## Aufgabe
Beantworte mithilfe des Artikels über Drogen in Berlin die folgenden Fragen:
1. Seit wie vielen Jahren wird in Berlin nicht mehr so viel Rauschgift konsumiert wie jetzt?
2. Welcher Gegenstand steht im Büro von Henner Grote?
3. Seit wie vielen Jahren ist Olaf Schremm dabei?
**** Quelle
Berlin. In Berlin wird so viel Rauschgift konsumiert wie seit zehn Jahren nicht mehr. Drogen, Fahnder, Täter – ein Überblick.

Cannabis, Kokain, Ecstasy, Heroin, Crystal, Bonzai: In Berlin werden Drogen in großem Stil gehandelt und konsumiert – trotz spektakulärer Erfolge der Ermittler und gestiegenem Verfolgungsdruck auf die Dealer. Wie die Fahnder vorgehen, woher die Drogen kommen, wer die Täter sind – ein Überblick:

Die Ermittler

Drogenfahnder in Berlin haben viel zu tun. Manchmal sieht man das auch an deren Büros. In dem des leitenden Ermittlers Henner Grote von der Zollfahndung Berlin-Brandenburg steht zum Beispiel ein Feldbett. Für den Fall, dass es mal wieder länger dauert. Und in diesem Job, mit all seinen komplizierten Verfahren und verschachtelten Täterstrukturen, ist das häufiger mal so. Grote (50) ist seit 24 Jahren Rauschgiftfahnder. „Die Verfahren sind sehr aufwendig. Und die Ermittlungsarbeit ist in den vergangenen Jahren auch komplizierter geworden “, sagt er. Die Ermittler der Zollfahndung arbeiten eng mit dem Landeskriminalamt (LKA) zusammen. In Berlin gibt es eine von bundesweit acht gemeinsamen Ermittlungsgruppen (GER). Der Leiter des LKA 43, Rauschgift- und Arzneimittelkriminalität, Olaf Schremm (57) ist seit 37 Jahren dabei. Er sagt, dass es in Berlin schon immer viele Drogen gab. „Es ist auch ein Kontrolldelikt. Erhöhen wir den Kontrolldruck, findest sich das auch in der Statistik wieder“, so Schremm.
********
**** Daten
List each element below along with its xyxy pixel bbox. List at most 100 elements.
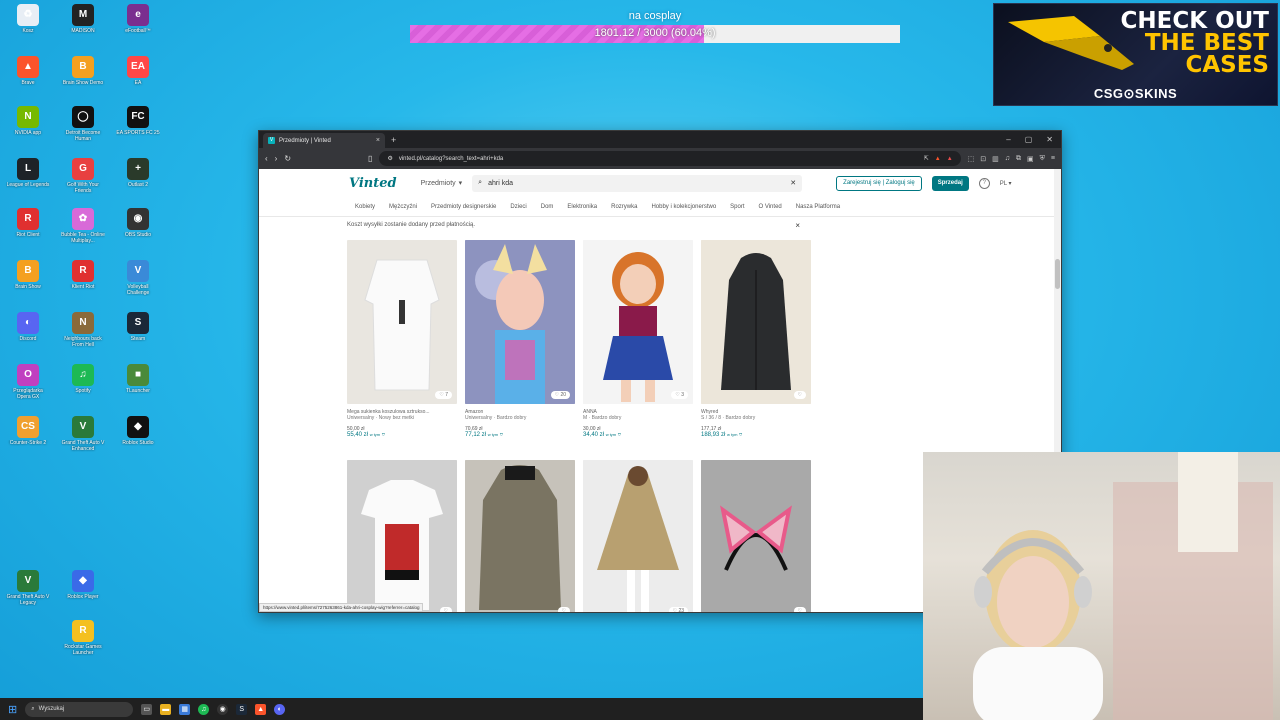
********
## Lösung
1. Seit zehn Jahren.
2. Ein Feldbett.
3. Seit 37 Jahren.